### Task details
Filter the listing and keep only the lines with the word "eval".

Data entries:

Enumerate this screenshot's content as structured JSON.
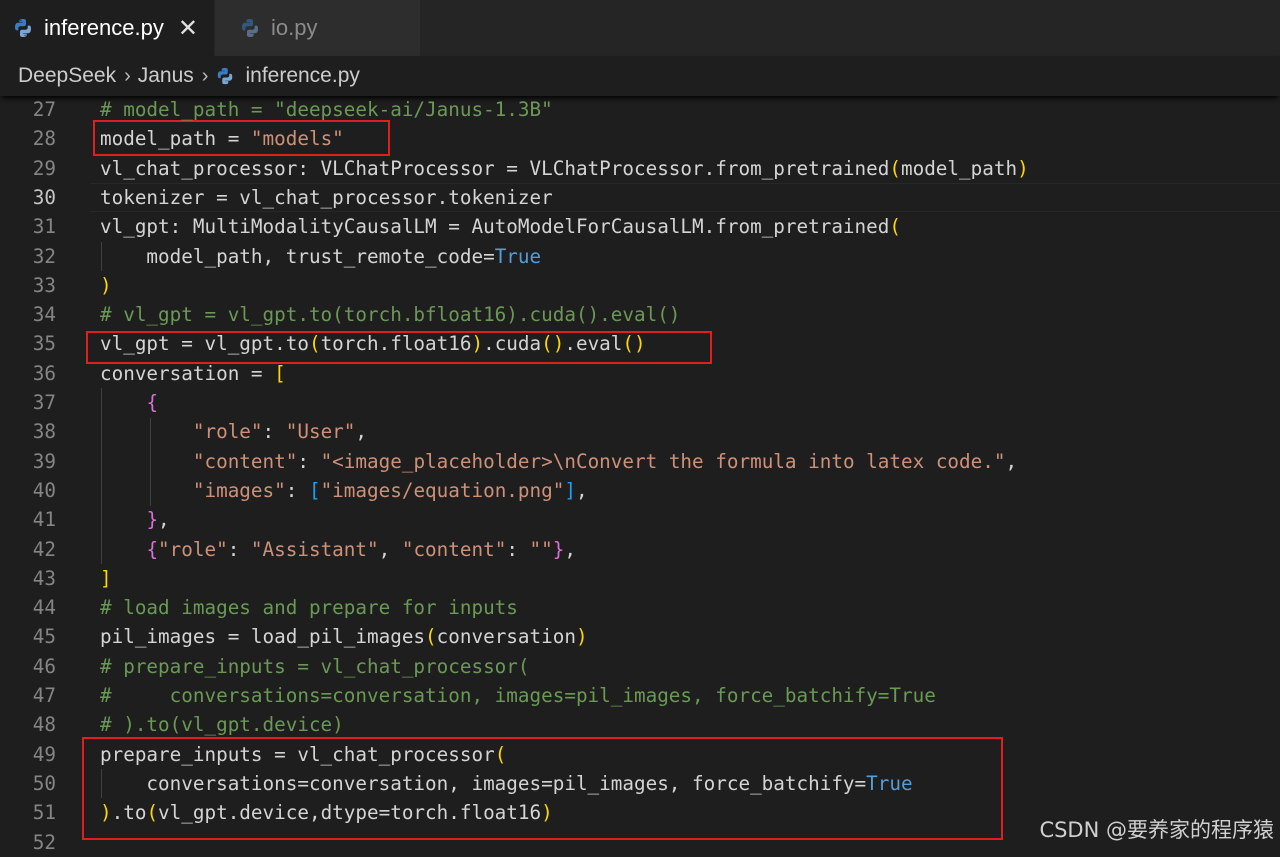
{
  "tabs": [
    {
      "label": "inference.py",
      "active": true,
      "icon": "python-icon"
    },
    {
      "label": "io.py",
      "active": false,
      "icon": "python-icon"
    }
  ],
  "tab_close_glyph": "✕",
  "breadcrumbs": [
    "DeepSeek",
    "Janus",
    "inference.py"
  ],
  "breadcrumb_separator": "›",
  "watermark": "CSDN @要养家的程序猿",
  "colors": {
    "editor_bg": "#1e1e1e",
    "highlight_box": "#e02020",
    "comment": "#6a9955",
    "string": "#ce9178",
    "keyword": "#569cd6"
  },
  "current_line": 30,
  "lines": [
    {
      "num": "27",
      "tokens": [
        [
          "com",
          "# model_path = \"deepseek-ai/Janus-1.3B\""
        ]
      ]
    },
    {
      "num": "28",
      "tokens": [
        [
          "plain",
          "model_path = "
        ],
        [
          "str",
          "\"models\""
        ]
      ]
    },
    {
      "num": "29",
      "tokens": [
        [
          "plain",
          "vl_chat_processor: VLChatProcessor = VLChatProcessor.from_pretrained"
        ],
        [
          "b1",
          "("
        ],
        [
          "plain",
          "model_path"
        ],
        [
          "b1",
          ")"
        ]
      ]
    },
    {
      "num": "30",
      "tokens": [
        [
          "plain",
          "tokenizer = vl_chat_processor.tokenizer"
        ]
      ]
    },
    {
      "num": "31",
      "tokens": [
        [
          "plain",
          "vl_gpt: MultiModalityCausalLM = AutoModelForCausalLM.from_pretrained"
        ],
        [
          "b1",
          "("
        ]
      ]
    },
    {
      "num": "32",
      "tokens": [
        [
          "plain",
          "    model_path, trust_remote_code="
        ],
        [
          "kw",
          "True"
        ]
      ]
    },
    {
      "num": "33",
      "tokens": [
        [
          "b1",
          ")"
        ]
      ]
    },
    {
      "num": "34",
      "tokens": [
        [
          "com",
          "# vl_gpt = vl_gpt.to(torch.bfloat16).cuda().eval()"
        ]
      ]
    },
    {
      "num": "35",
      "tokens": [
        [
          "plain",
          "vl_gpt = vl_gpt.to"
        ],
        [
          "b1",
          "("
        ],
        [
          "plain",
          "torch.float16"
        ],
        [
          "b1",
          ")"
        ],
        [
          "plain",
          ".cuda"
        ],
        [
          "b1",
          "()"
        ],
        [
          "plain",
          ".eval"
        ],
        [
          "b1",
          "()"
        ]
      ]
    },
    {
      "num": "36",
      "tokens": [
        [
          "plain",
          "conversation = "
        ],
        [
          "b1",
          "["
        ]
      ]
    },
    {
      "num": "37",
      "tokens": [
        [
          "plain",
          "    "
        ],
        [
          "b2",
          "{"
        ]
      ]
    },
    {
      "num": "38",
      "tokens": [
        [
          "plain",
          "        "
        ],
        [
          "str",
          "\"role\""
        ],
        [
          "plain",
          ": "
        ],
        [
          "str",
          "\"User\""
        ],
        [
          "plain",
          ","
        ]
      ]
    },
    {
      "num": "39",
      "tokens": [
        [
          "plain",
          "        "
        ],
        [
          "str",
          "\"content\""
        ],
        [
          "plain",
          ": "
        ],
        [
          "str",
          "\"<image_placeholder>\\nConvert the formula into latex code.\""
        ],
        [
          "plain",
          ","
        ]
      ]
    },
    {
      "num": "40",
      "tokens": [
        [
          "plain",
          "        "
        ],
        [
          "str",
          "\"images\""
        ],
        [
          "plain",
          ": "
        ],
        [
          "b3",
          "["
        ],
        [
          "str",
          "\"images/equation.png\""
        ],
        [
          "b3",
          "]"
        ],
        [
          "plain",
          ","
        ]
      ]
    },
    {
      "num": "41",
      "tokens": [
        [
          "plain",
          "    "
        ],
        [
          "b2",
          "}"
        ],
        [
          "plain",
          ","
        ]
      ]
    },
    {
      "num": "42",
      "tokens": [
        [
          "plain",
          "    "
        ],
        [
          "b2",
          "{"
        ],
        [
          "str",
          "\"role\""
        ],
        [
          "plain",
          ": "
        ],
        [
          "str",
          "\"Assistant\""
        ],
        [
          "plain",
          ", "
        ],
        [
          "str",
          "\"content\""
        ],
        [
          "plain",
          ": "
        ],
        [
          "str",
          "\"\""
        ],
        [
          "b2",
          "}"
        ],
        [
          "plain",
          ","
        ]
      ]
    },
    {
      "num": "43",
      "tokens": [
        [
          "b1",
          "]"
        ]
      ]
    },
    {
      "num": "44",
      "tokens": [
        [
          "com",
          "# load images and prepare for inputs"
        ]
      ]
    },
    {
      "num": "45",
      "tokens": [
        [
          "plain",
          "pil_images = load_pil_images"
        ],
        [
          "b1",
          "("
        ],
        [
          "plain",
          "conversation"
        ],
        [
          "b1",
          ")"
        ]
      ]
    },
    {
      "num": "46",
      "tokens": [
        [
          "com",
          "# prepare_inputs = vl_chat_processor("
        ]
      ]
    },
    {
      "num": "47",
      "tokens": [
        [
          "com",
          "#     conversations=conversation, images=pil_images, force_batchify=True"
        ]
      ]
    },
    {
      "num": "48",
      "tokens": [
        [
          "com",
          "# ).to(vl_gpt.device)"
        ]
      ]
    },
    {
      "num": "49",
      "tokens": [
        [
          "plain",
          "prepare_inputs = vl_chat_processor"
        ],
        [
          "b1",
          "("
        ]
      ]
    },
    {
      "num": "50",
      "tokens": [
        [
          "plain",
          "    conversations=conversation, images=pil_images, force_batchify="
        ],
        [
          "kw",
          "True"
        ]
      ]
    },
    {
      "num": "51",
      "tokens": [
        [
          "b1",
          ")"
        ],
        [
          "plain",
          ".to"
        ],
        [
          "b1",
          "("
        ],
        [
          "plain",
          "vl_gpt.device,dtype=torch.float16"
        ],
        [
          "b1",
          ")"
        ]
      ]
    },
    {
      "num": "52",
      "tokens": [
        [
          "plain",
          ""
        ]
      ]
    }
  ]
}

### Final result
          "# vl_gpt = vl_gpt.to(torch.bfloat16).cuda().eval()"
          ".eval"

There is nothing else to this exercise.